EXERCISE DESCRIPTION ▸
Each entry must be given again exactly; images do not belong in the copy.

SUPPLIED DATA ▸
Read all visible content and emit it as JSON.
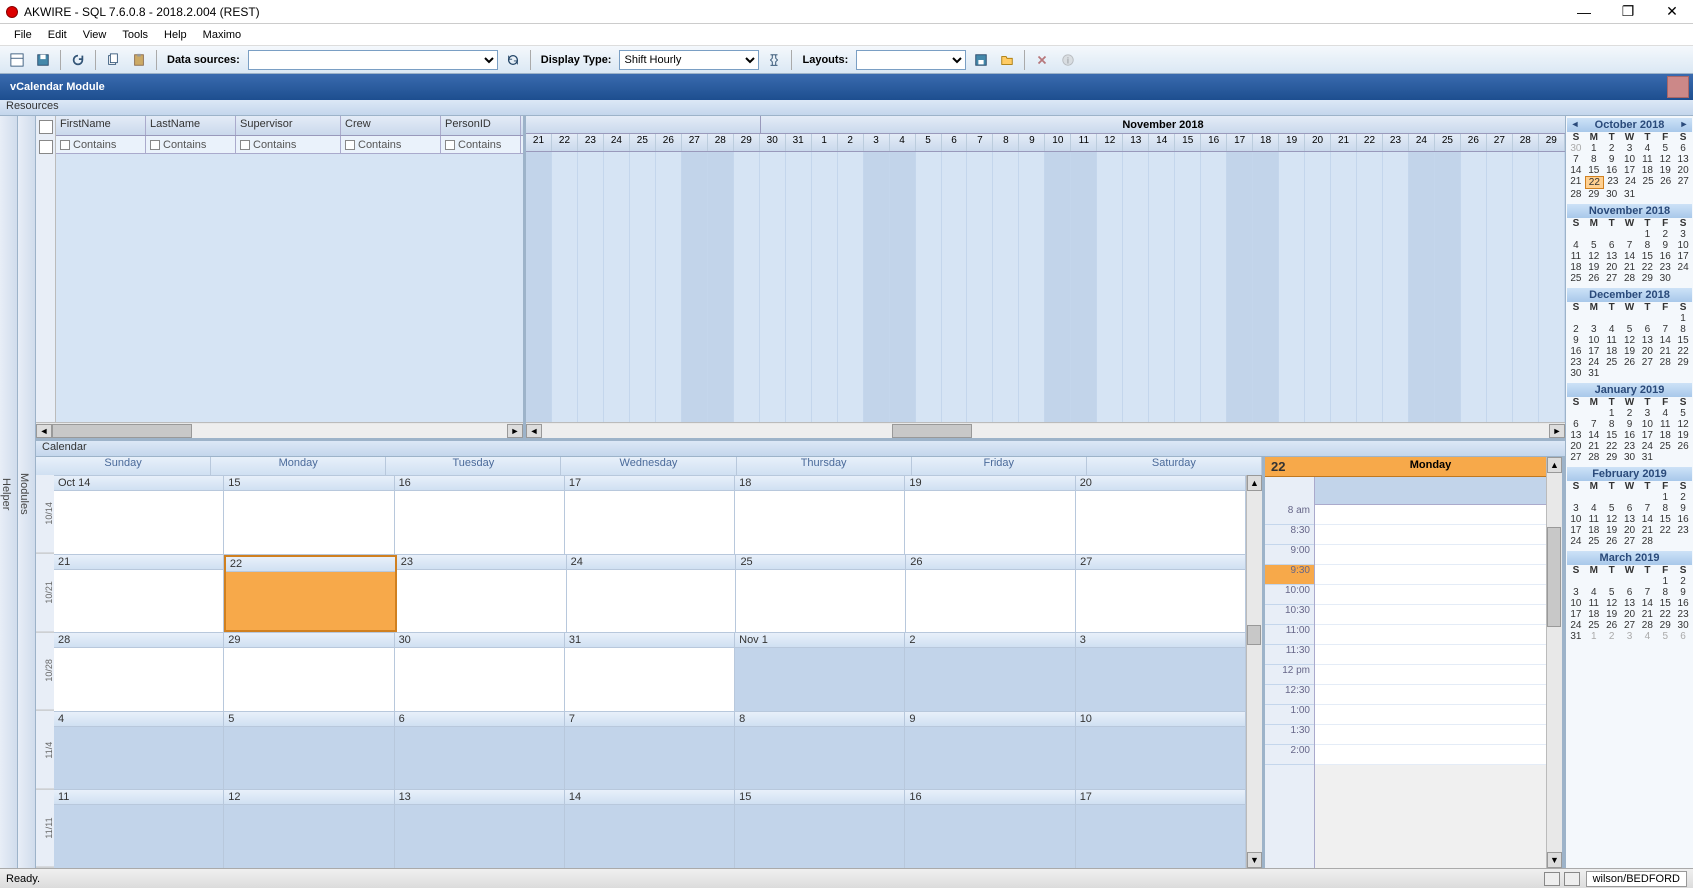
{
  "window": {
    "title": "AKWIRE - SQL 7.6.0.8 - 2018.2.004 (REST)"
  },
  "menu": [
    "File",
    "Edit",
    "View",
    "Tools",
    "Help",
    "Maximo"
  ],
  "toolbar": {
    "data_sources_label": "Data sources:",
    "data_sources_value": "",
    "display_type_label": "Display Type:",
    "display_type_value": "Shift Hourly",
    "layouts_label": "Layouts:",
    "layouts_value": ""
  },
  "module": {
    "title": "vCalendar Module",
    "sub": "Resources"
  },
  "side_tabs": [
    "Helper",
    "Modules"
  ],
  "grid": {
    "columns": [
      "FirstName",
      "LastName",
      "Supervisor",
      "Crew",
      "PersonID"
    ],
    "filter_label": "Contains"
  },
  "timeline": {
    "month": "November 2018",
    "days": [
      "21",
      "22",
      "23",
      "24",
      "25",
      "26",
      "27",
      "28",
      "29",
      "30",
      "31",
      "1",
      "2",
      "3",
      "4",
      "5",
      "6",
      "7",
      "8",
      "9",
      "10",
      "11",
      "12",
      "13",
      "14",
      "15",
      "16",
      "17",
      "18",
      "19",
      "20",
      "21",
      "22",
      "23",
      "24",
      "25",
      "26",
      "27",
      "28",
      "29"
    ],
    "weekend_idx": [
      0,
      6,
      7,
      13,
      14,
      20,
      21,
      27,
      28,
      34,
      35
    ]
  },
  "calendar": {
    "label": "Calendar",
    "dow": [
      "Sunday",
      "Monday",
      "Tuesday",
      "Wednesday",
      "Thursday",
      "Friday",
      "Saturday"
    ],
    "wk_labels": [
      "10/14",
      "10/21",
      "10/28",
      "11/4",
      "11/11"
    ],
    "rows": [
      [
        {
          "l": "Oct 14",
          "o": false
        },
        {
          "l": "15",
          "o": false
        },
        {
          "l": "16",
          "o": false
        },
        {
          "l": "17",
          "o": false
        },
        {
          "l": "18",
          "o": false
        },
        {
          "l": "19",
          "o": false
        },
        {
          "l": "20",
          "o": false
        }
      ],
      [
        {
          "l": "21",
          "o": false
        },
        {
          "l": "22",
          "o": false,
          "sel": true
        },
        {
          "l": "23",
          "o": false
        },
        {
          "l": "24",
          "o": false
        },
        {
          "l": "25",
          "o": false
        },
        {
          "l": "26",
          "o": false
        },
        {
          "l": "27",
          "o": false
        }
      ],
      [
        {
          "l": "28",
          "o": false
        },
        {
          "l": "29",
          "o": false
        },
        {
          "l": "30",
          "o": false
        },
        {
          "l": "31",
          "o": false
        },
        {
          "l": "Nov 1",
          "o": true
        },
        {
          "l": "2",
          "o": true
        },
        {
          "l": "3",
          "o": true
        }
      ],
      [
        {
          "l": "4",
          "o": true
        },
        {
          "l": "5",
          "o": true
        },
        {
          "l": "6",
          "o": true
        },
        {
          "l": "7",
          "o": true
        },
        {
          "l": "8",
          "o": true
        },
        {
          "l": "9",
          "o": true
        },
        {
          "l": "10",
          "o": true
        }
      ],
      [
        {
          "l": "11",
          "o": true
        },
        {
          "l": "12",
          "o": true
        },
        {
          "l": "13",
          "o": true
        },
        {
          "l": "14",
          "o": true
        },
        {
          "l": "15",
          "o": true
        },
        {
          "l": "16",
          "o": true
        },
        {
          "l": "17",
          "o": true
        }
      ]
    ]
  },
  "day_view": {
    "num": "22",
    "name": "Monday",
    "slots": [
      "8 am",
      "8:30",
      "9:00",
      "9:30",
      "10:00",
      "10:30",
      "11:00",
      "11:30",
      "12 pm",
      "12:30",
      "1:00",
      "1:30",
      "2:00"
    ],
    "current_slot": "9:30"
  },
  "mini_cals": [
    {
      "title": "October 2018",
      "nav": true,
      "rows": [
        [
          "30",
          "1",
          "2",
          "3",
          "4",
          "5",
          "6"
        ],
        [
          "7",
          "8",
          "9",
          "10",
          "11",
          "12",
          "13"
        ],
        [
          "14",
          "15",
          "16",
          "17",
          "18",
          "19",
          "20"
        ],
        [
          "21",
          "22",
          "23",
          "24",
          "25",
          "26",
          "27"
        ],
        [
          "28",
          "29",
          "30",
          "31",
          "",
          "",
          ""
        ]
      ],
      "dim": [
        [
          0
        ]
      ],
      "today": [
        3,
        1
      ]
    },
    {
      "title": "November 2018",
      "rows": [
        [
          "",
          "",
          "",
          "",
          "1",
          "2",
          "3"
        ],
        [
          "4",
          "5",
          "6",
          "7",
          "8",
          "9",
          "10"
        ],
        [
          "11",
          "12",
          "13",
          "14",
          "15",
          "16",
          "17"
        ],
        [
          "18",
          "19",
          "20",
          "21",
          "22",
          "23",
          "24"
        ],
        [
          "25",
          "26",
          "27",
          "28",
          "29",
          "30",
          ""
        ]
      ]
    },
    {
      "title": "December 2018",
      "rows": [
        [
          "",
          "",
          "",
          "",
          "",
          "",
          "1"
        ],
        [
          "2",
          "3",
          "4",
          "5",
          "6",
          "7",
          "8"
        ],
        [
          "9",
          "10",
          "11",
          "12",
          "13",
          "14",
          "15"
        ],
        [
          "16",
          "17",
          "18",
          "19",
          "20",
          "21",
          "22"
        ],
        [
          "23",
          "24",
          "25",
          "26",
          "27",
          "28",
          "29"
        ],
        [
          "30",
          "31",
          "",
          "",
          "",
          "",
          ""
        ]
      ]
    },
    {
      "title": "January 2019",
      "rows": [
        [
          "",
          "",
          "1",
          "2",
          "3",
          "4",
          "5"
        ],
        [
          "6",
          "7",
          "8",
          "9",
          "10",
          "11",
          "12"
        ],
        [
          "13",
          "14",
          "15",
          "16",
          "17",
          "18",
          "19"
        ],
        [
          "20",
          "21",
          "22",
          "23",
          "24",
          "25",
          "26"
        ],
        [
          "27",
          "28",
          "29",
          "30",
          "31",
          "",
          ""
        ]
      ]
    },
    {
      "title": "February 2019",
      "rows": [
        [
          "",
          "",
          "",
          "",
          "",
          "1",
          "2"
        ],
        [
          "3",
          "4",
          "5",
          "6",
          "7",
          "8",
          "9"
        ],
        [
          "10",
          "11",
          "12",
          "13",
          "14",
          "15",
          "16"
        ],
        [
          "17",
          "18",
          "19",
          "20",
          "21",
          "22",
          "23"
        ],
        [
          "24",
          "25",
          "26",
          "27",
          "28",
          "",
          ""
        ]
      ]
    },
    {
      "title": "March 2019",
      "rows": [
        [
          "",
          "",
          "",
          "",
          "",
          "1",
          "2"
        ],
        [
          "3",
          "4",
          "5",
          "6",
          "7",
          "8",
          "9"
        ],
        [
          "10",
          "11",
          "12",
          "13",
          "14",
          "15",
          "16"
        ],
        [
          "17",
          "18",
          "19",
          "20",
          "21",
          "22",
          "23"
        ],
        [
          "24",
          "25",
          "26",
          "27",
          "28",
          "29",
          "30"
        ],
        [
          "31",
          "1",
          "2",
          "3",
          "4",
          "5",
          "6"
        ]
      ],
      "dim": [
        [
          5,
          1
        ],
        [
          5,
          2
        ],
        [
          5,
          3
        ],
        [
          5,
          4
        ],
        [
          5,
          5
        ],
        [
          5,
          6
        ]
      ]
    }
  ],
  "mini_dow": [
    "S",
    "M",
    "T",
    "W",
    "T",
    "F",
    "S"
  ],
  "status": {
    "ready": "Ready.",
    "user": "wilson/BEDFORD"
  },
  "colors": {
    "accent": "#f7a94a",
    "primary": "#2a5a9f"
  }
}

COMPLETED EXERCISE ▸
Read all visible content and emit it as JSON.
{
  "window": {
    "title": "AKWIRE - SQL 7.6.0.8 - 2018.2.004 (REST)"
  },
  "menu": [
    "File",
    "Edit",
    "View",
    "Tools",
    "Help",
    "Maximo"
  ],
  "toolbar": {
    "data_sources_label": "Data sources:",
    "data_sources_value": "",
    "display_type_label": "Display Type:",
    "display_type_value": "Shift Hourly",
    "layouts_label": "Layouts:",
    "layouts_value": ""
  },
  "module": {
    "title": "vCalendar Module",
    "sub": "Resources"
  },
  "side_tabs": [
    "Helper",
    "Modules"
  ],
  "grid": {
    "columns": [
      "FirstName",
      "LastName",
      "Supervisor",
      "Crew",
      "PersonID"
    ],
    "filter_label": "Contains"
  },
  "timeline": {
    "month": "November 2018",
    "days": [
      "21",
      "22",
      "23",
      "24",
      "25",
      "26",
      "27",
      "28",
      "29",
      "30",
      "31",
      "1",
      "2",
      "3",
      "4",
      "5",
      "6",
      "7",
      "8",
      "9",
      "10",
      "11",
      "12",
      "13",
      "14",
      "15",
      "16",
      "17",
      "18",
      "19",
      "20",
      "21",
      "22",
      "23",
      "24",
      "25",
      "26",
      "27",
      "28",
      "29"
    ],
    "weekend_idx": [
      0,
      6,
      7,
      13,
      14,
      20,
      21,
      27,
      28,
      34,
      35
    ]
  },
  "calendar": {
    "label": "Calendar",
    "dow": [
      "Sunday",
      "Monday",
      "Tuesday",
      "Wednesday",
      "Thursday",
      "Friday",
      "Saturday"
    ],
    "wk_labels": [
      "10/14",
      "10/21",
      "10/28",
      "11/4",
      "11/11"
    ],
    "rows": [
      [
        {
          "l": "Oct 14",
          "o": false
        },
        {
          "l": "15",
          "o": false
        },
        {
          "l": "16",
          "o": false
        },
        {
          "l": "17",
          "o": false
        },
        {
          "l": "18",
          "o": false
        },
        {
          "l": "19",
          "o": false
        },
        {
          "l": "20",
          "o": false
        }
      ],
      [
        {
          "l": "21",
          "o": false
        },
        {
          "l": "22",
          "o": false,
          "sel": true
        },
        {
          "l": "23",
          "o": false
        },
        {
          "l": "24",
          "o": false
        },
        {
          "l": "25",
          "o": false
        },
        {
          "l": "26",
          "o": false
        },
        {
          "l": "27",
          "o": false
        }
      ],
      [
        {
          "l": "28",
          "o": false
        },
        {
          "l": "29",
          "o": false
        },
        {
          "l": "30",
          "o": false
        },
        {
          "l": "31",
          "o": false
        },
        {
          "l": "Nov 1",
          "o": true
        },
        {
          "l": "2",
          "o": true
        },
        {
          "l": "3",
          "o": true
        }
      ],
      [
        {
          "l": "4",
          "o": true
        },
        {
          "l": "5",
          "o": true
        },
        {
          "l": "6",
          "o": true
        },
        {
          "l": "7",
          "o": true
        },
        {
          "l": "8",
          "o": true
        },
        {
          "l": "9",
          "o": true
        },
        {
          "l": "10",
          "o": true
        }
      ],
      [
        {
          "l": "11",
          "o": true
        },
        {
          "l": "12",
          "o": true
        },
        {
          "l": "13",
          "o": true
        },
        {
          "l": "14",
          "o": true
        },
        {
          "l": "15",
          "o": true
        },
        {
          "l": "16",
          "o": true
        },
        {
          "l": "17",
          "o": true
        }
      ]
    ]
  },
  "day_view": {
    "num": "22",
    "name": "Monday",
    "slots": [
      "8 am",
      "8:30",
      "9:00",
      "9:30",
      "10:00",
      "10:30",
      "11:00",
      "11:30",
      "12 pm",
      "12:30",
      "1:00",
      "1:30",
      "2:00"
    ],
    "current_slot": "9:30"
  },
  "mini_cals": [
    {
      "title": "October 2018",
      "nav": true,
      "rows": [
        [
          "30",
          "1",
          "2",
          "3",
          "4",
          "5",
          "6"
        ],
        [
          "7",
          "8",
          "9",
          "10",
          "11",
          "12",
          "13"
        ],
        [
          "14",
          "15",
          "16",
          "17",
          "18",
          "19",
          "20"
        ],
        [
          "21",
          "22",
          "23",
          "24",
          "25",
          "26",
          "27"
        ],
        [
          "28",
          "29",
          "30",
          "31",
          "",
          "",
          ""
        ]
      ],
      "dim": [
        [
          0
        ]
      ],
      "today": [
        3,
        1
      ]
    },
    {
      "title": "November 2018",
      "rows": [
        [
          "",
          "",
          "",
          "",
          "1",
          "2",
          "3"
        ],
        [
          "4",
          "5",
          "6",
          "7",
          "8",
          "9",
          "10"
        ],
        [
          "11",
          "12",
          "13",
          "14",
          "15",
          "16",
          "17"
        ],
        [
          "18",
          "19",
          "20",
          "21",
          "22",
          "23",
          "24"
        ],
        [
          "25",
          "26",
          "27",
          "28",
          "29",
          "30",
          ""
        ]
      ]
    },
    {
      "title": "December 2018",
      "rows": [
        [
          "",
          "",
          "",
          "",
          "",
          "",
          "1"
        ],
        [
          "2",
          "3",
          "4",
          "5",
          "6",
          "7",
          "8"
        ],
        [
          "9",
          "10",
          "11",
          "12",
          "13",
          "14",
          "15"
        ],
        [
          "16",
          "17",
          "18",
          "19",
          "20",
          "21",
          "22"
        ],
        [
          "23",
          "24",
          "25",
          "26",
          "27",
          "28",
          "29"
        ],
        [
          "30",
          "31",
          "",
          "",
          "",
          "",
          ""
        ]
      ]
    },
    {
      "title": "January 2019",
      "rows": [
        [
          "",
          "",
          "1",
          "2",
          "3",
          "4",
          "5"
        ],
        [
          "6",
          "7",
          "8",
          "9",
          "10",
          "11",
          "12"
        ],
        [
          "13",
          "14",
          "15",
          "16",
          "17",
          "18",
          "19"
        ],
        [
          "20",
          "21",
          "22",
          "23",
          "24",
          "25",
          "26"
        ],
        [
          "27",
          "28",
          "29",
          "30",
          "31",
          "",
          ""
        ]
      ]
    },
    {
      "title": "February 2019",
      "rows": [
        [
          "",
          "",
          "",
          "",
          "",
          "1",
          "2"
        ],
        [
          "3",
          "4",
          "5",
          "6",
          "7",
          "8",
          "9"
        ],
        [
          "10",
          "11",
          "12",
          "13",
          "14",
          "15",
          "16"
        ],
        [
          "17",
          "18",
          "19",
          "20",
          "21",
          "22",
          "23"
        ],
        [
          "24",
          "25",
          "26",
          "27",
          "28",
          "",
          ""
        ]
      ]
    },
    {
      "title": "March 2019",
      "rows": [
        [
          "",
          "",
          "",
          "",
          "",
          "1",
          "2"
        ],
        [
          "3",
          "4",
          "5",
          "6",
          "7",
          "8",
          "9"
        ],
        [
          "10",
          "11",
          "12",
          "13",
          "14",
          "15",
          "16"
        ],
        [
          "17",
          "18",
          "19",
          "20",
          "21",
          "22",
          "23"
        ],
        [
          "24",
          "25",
          "26",
          "27",
          "28",
          "29",
          "30"
        ],
        [
          "31",
          "1",
          "2",
          "3",
          "4",
          "5",
          "6"
        ]
      ],
      "dim": [
        [
          5,
          1
        ],
        [
          5,
          2
        ],
        [
          5,
          3
        ],
        [
          5,
          4
        ],
        [
          5,
          5
        ],
        [
          5,
          6
        ]
      ]
    }
  ],
  "mini_dow": [
    "S",
    "M",
    "T",
    "W",
    "T",
    "F",
    "S"
  ],
  "status": {
    "ready": "Ready.",
    "user": "wilson/BEDFORD"
  },
  "colors": {
    "accent": "#f7a94a",
    "primary": "#2a5a9f"
  }
}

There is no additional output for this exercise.